Please duplicate the lines from the one containing "Identify all the" up to and including the one containing "Text: 12.0%: 12.0% — [832, 37, 866, 47]", leaving out the pictures.

▶ **Material to process**
+++++

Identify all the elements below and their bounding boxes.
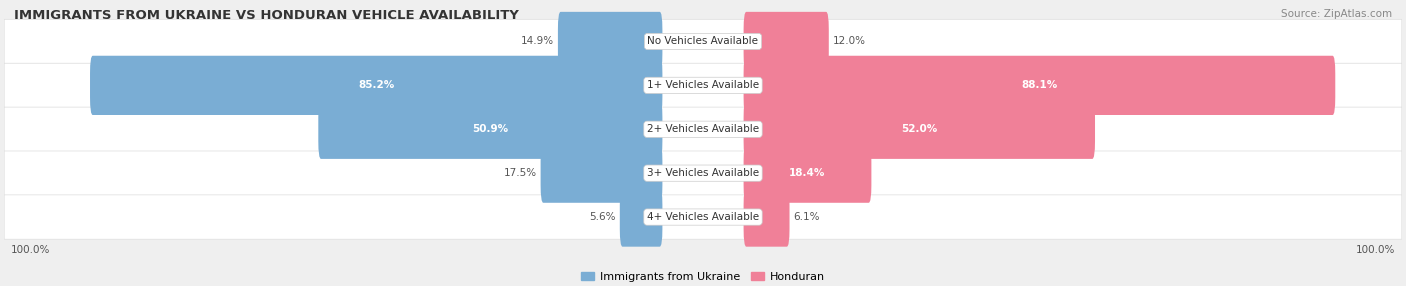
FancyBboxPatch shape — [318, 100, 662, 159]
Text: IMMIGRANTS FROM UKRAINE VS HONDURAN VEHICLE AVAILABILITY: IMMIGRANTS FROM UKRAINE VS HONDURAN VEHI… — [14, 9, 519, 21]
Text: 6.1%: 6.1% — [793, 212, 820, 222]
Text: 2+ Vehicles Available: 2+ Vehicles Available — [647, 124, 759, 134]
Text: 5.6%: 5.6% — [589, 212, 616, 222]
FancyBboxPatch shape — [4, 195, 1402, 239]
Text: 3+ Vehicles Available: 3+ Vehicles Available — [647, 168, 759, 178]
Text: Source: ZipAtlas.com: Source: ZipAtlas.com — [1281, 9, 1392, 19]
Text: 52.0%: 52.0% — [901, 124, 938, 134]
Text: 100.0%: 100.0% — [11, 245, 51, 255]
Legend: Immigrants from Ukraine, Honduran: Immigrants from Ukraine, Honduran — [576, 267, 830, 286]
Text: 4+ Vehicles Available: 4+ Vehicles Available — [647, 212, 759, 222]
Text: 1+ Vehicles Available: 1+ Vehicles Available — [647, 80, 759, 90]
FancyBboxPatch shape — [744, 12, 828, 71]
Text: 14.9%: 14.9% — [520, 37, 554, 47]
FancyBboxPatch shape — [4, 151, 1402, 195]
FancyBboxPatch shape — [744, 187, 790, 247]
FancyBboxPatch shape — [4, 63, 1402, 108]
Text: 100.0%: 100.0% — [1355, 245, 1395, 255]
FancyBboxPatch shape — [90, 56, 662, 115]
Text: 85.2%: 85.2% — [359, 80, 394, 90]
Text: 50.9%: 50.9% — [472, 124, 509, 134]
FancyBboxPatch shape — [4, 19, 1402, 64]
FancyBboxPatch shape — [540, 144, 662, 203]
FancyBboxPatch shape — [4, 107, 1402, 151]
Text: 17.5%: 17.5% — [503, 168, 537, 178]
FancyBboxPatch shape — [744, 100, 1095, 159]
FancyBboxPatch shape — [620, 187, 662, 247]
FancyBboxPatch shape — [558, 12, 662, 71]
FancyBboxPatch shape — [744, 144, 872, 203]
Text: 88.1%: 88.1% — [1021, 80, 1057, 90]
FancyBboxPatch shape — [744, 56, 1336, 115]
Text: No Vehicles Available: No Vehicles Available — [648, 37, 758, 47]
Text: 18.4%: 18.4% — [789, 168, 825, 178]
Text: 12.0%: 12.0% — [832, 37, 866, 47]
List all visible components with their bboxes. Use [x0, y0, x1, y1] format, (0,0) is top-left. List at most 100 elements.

+++++

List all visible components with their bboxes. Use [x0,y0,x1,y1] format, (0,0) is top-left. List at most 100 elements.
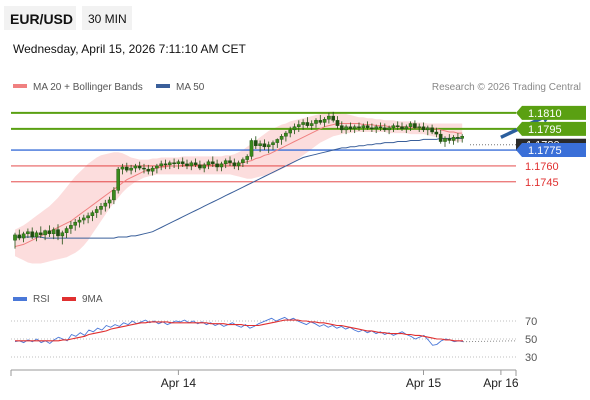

+++++

▶ **Correct answer**
Identify all the elements below and their bounding boxes.
FancyBboxPatch shape — [318, 100, 662, 159]
Text: IMMIGRANTS FROM UKRAINE VS HONDURAN VEHICLE AVAILABILITY: IMMIGRANTS FROM UKRAINE VS HONDURAN VEHI… — [14, 9, 519, 21]
Text: 6.1%: 6.1% — [793, 212, 820, 222]
Text: 2+ Vehicles Available: 2+ Vehicles Available — [647, 124, 759, 134]
Text: 5.6%: 5.6% — [589, 212, 616, 222]
FancyBboxPatch shape — [4, 195, 1402, 239]
Text: 3+ Vehicles Available: 3+ Vehicles Available — [647, 168, 759, 178]
Text: Source: ZipAtlas.com: Source: ZipAtlas.com — [1281, 9, 1392, 19]
Text: 52.0%: 52.0% — [901, 124, 938, 134]
Text: 100.0%: 100.0% — [11, 245, 51, 255]
Legend: Immigrants from Ukraine, Honduran: Immigrants from Ukraine, Honduran — [576, 267, 830, 286]
Text: 4+ Vehicles Available: 4+ Vehicles Available — [647, 212, 759, 222]
Text: 1+ Vehicles Available: 1+ Vehicles Available — [647, 80, 759, 90]
FancyBboxPatch shape — [744, 12, 828, 71]
Text: 14.9%: 14.9% — [520, 37, 554, 47]
FancyBboxPatch shape — [4, 151, 1402, 195]
FancyBboxPatch shape — [744, 187, 790, 247]
FancyBboxPatch shape — [4, 63, 1402, 108]
Text: 100.0%: 100.0% — [1355, 245, 1395, 255]
FancyBboxPatch shape — [90, 56, 662, 115]
Text: 85.2%: 85.2% — [359, 80, 394, 90]
Text: 50.9%: 50.9% — [472, 124, 509, 134]
FancyBboxPatch shape — [4, 19, 1402, 64]
FancyBboxPatch shape — [540, 144, 662, 203]
FancyBboxPatch shape — [4, 107, 1402, 151]
Text: 17.5%: 17.5% — [503, 168, 537, 178]
FancyBboxPatch shape — [744, 100, 1095, 159]
FancyBboxPatch shape — [620, 187, 662, 247]
FancyBboxPatch shape — [558, 12, 662, 71]
FancyBboxPatch shape — [744, 144, 872, 203]
Text: 88.1%: 88.1% — [1021, 80, 1057, 90]
FancyBboxPatch shape — [744, 56, 1336, 115]
Text: No Vehicles Available: No Vehicles Available — [648, 37, 758, 47]
Text: 18.4%: 18.4% — [789, 168, 825, 178]
Text: 12.0%: 12.0% — [832, 37, 866, 47]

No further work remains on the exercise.